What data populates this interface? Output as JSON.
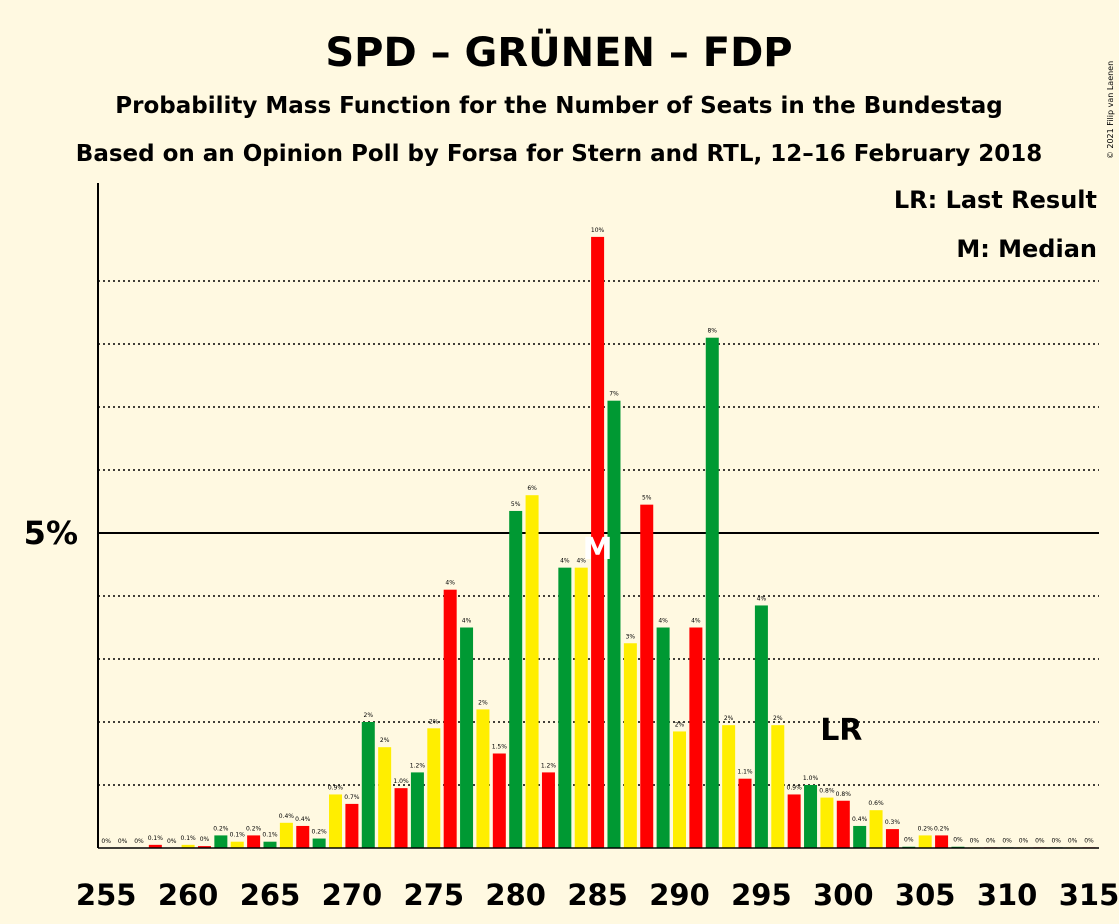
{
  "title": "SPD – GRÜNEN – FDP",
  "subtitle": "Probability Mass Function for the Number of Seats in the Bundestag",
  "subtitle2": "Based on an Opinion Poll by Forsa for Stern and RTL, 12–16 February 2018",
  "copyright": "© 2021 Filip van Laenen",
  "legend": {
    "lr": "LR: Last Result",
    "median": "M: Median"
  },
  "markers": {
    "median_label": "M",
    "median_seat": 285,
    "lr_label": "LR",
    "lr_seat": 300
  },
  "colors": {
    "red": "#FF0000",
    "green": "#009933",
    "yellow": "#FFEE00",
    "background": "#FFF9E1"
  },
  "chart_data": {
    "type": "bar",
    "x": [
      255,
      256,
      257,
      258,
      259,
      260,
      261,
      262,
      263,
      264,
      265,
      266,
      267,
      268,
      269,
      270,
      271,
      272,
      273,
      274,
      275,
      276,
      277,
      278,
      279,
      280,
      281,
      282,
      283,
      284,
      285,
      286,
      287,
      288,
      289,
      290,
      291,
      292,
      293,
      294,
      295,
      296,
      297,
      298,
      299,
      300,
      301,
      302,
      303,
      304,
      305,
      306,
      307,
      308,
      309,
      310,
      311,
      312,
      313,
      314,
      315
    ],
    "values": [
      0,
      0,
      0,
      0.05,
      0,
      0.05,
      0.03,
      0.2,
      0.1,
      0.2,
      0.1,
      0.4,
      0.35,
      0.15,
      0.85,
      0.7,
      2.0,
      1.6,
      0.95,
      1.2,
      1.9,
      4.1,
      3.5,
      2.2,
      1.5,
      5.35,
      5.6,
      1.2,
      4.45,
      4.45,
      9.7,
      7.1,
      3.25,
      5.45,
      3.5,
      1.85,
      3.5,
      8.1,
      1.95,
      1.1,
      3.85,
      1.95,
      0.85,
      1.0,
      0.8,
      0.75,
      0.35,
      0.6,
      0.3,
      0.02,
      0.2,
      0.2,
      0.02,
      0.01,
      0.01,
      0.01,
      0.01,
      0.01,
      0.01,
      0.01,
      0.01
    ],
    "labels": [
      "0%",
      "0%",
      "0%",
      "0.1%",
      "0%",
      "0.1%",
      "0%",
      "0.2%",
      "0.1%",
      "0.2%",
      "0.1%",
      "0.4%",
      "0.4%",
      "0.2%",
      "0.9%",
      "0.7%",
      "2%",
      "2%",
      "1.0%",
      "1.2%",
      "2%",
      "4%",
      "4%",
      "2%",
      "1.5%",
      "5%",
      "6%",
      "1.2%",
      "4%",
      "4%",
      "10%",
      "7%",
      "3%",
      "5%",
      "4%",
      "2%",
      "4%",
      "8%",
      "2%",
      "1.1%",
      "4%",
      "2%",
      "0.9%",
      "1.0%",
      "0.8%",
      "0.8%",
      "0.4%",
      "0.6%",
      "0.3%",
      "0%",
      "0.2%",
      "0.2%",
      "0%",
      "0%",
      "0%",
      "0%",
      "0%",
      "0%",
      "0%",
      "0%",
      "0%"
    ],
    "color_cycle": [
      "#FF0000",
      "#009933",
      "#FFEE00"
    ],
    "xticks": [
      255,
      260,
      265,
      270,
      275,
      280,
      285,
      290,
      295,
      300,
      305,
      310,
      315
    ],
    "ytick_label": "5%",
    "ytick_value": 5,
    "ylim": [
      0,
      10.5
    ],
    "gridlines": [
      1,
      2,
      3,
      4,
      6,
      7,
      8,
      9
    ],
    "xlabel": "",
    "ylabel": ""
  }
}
:::
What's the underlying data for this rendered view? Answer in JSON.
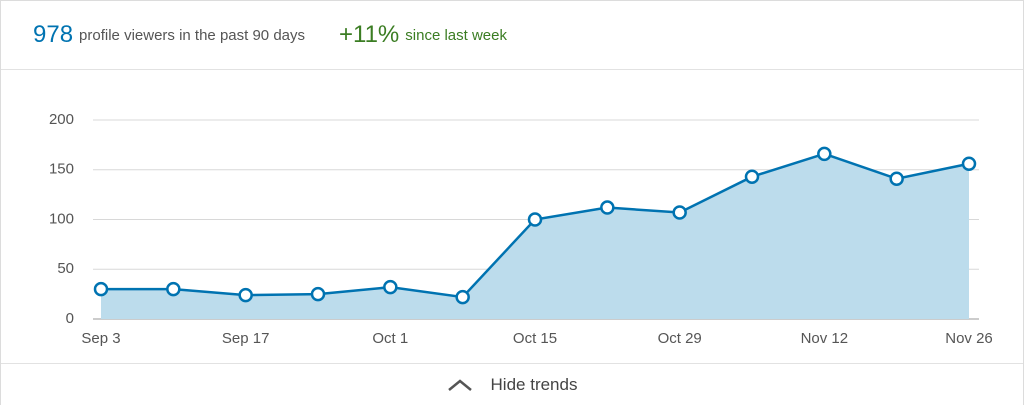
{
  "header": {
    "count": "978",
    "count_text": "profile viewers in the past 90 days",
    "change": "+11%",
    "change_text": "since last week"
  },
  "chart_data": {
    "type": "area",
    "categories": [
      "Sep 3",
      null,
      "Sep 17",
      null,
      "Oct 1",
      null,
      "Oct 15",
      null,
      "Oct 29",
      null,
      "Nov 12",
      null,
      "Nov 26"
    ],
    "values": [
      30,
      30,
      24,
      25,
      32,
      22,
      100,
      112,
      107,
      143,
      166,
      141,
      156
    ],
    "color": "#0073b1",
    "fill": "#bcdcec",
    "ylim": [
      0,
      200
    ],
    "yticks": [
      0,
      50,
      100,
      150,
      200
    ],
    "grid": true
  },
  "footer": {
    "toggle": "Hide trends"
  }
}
:::
Set task:
Gather up the lines containing the word "JSON" from these records and copy them.

Right answer:
What data populates this interface? Output as JSON.
What's the underlying data for this rendered view? Answer in JSON.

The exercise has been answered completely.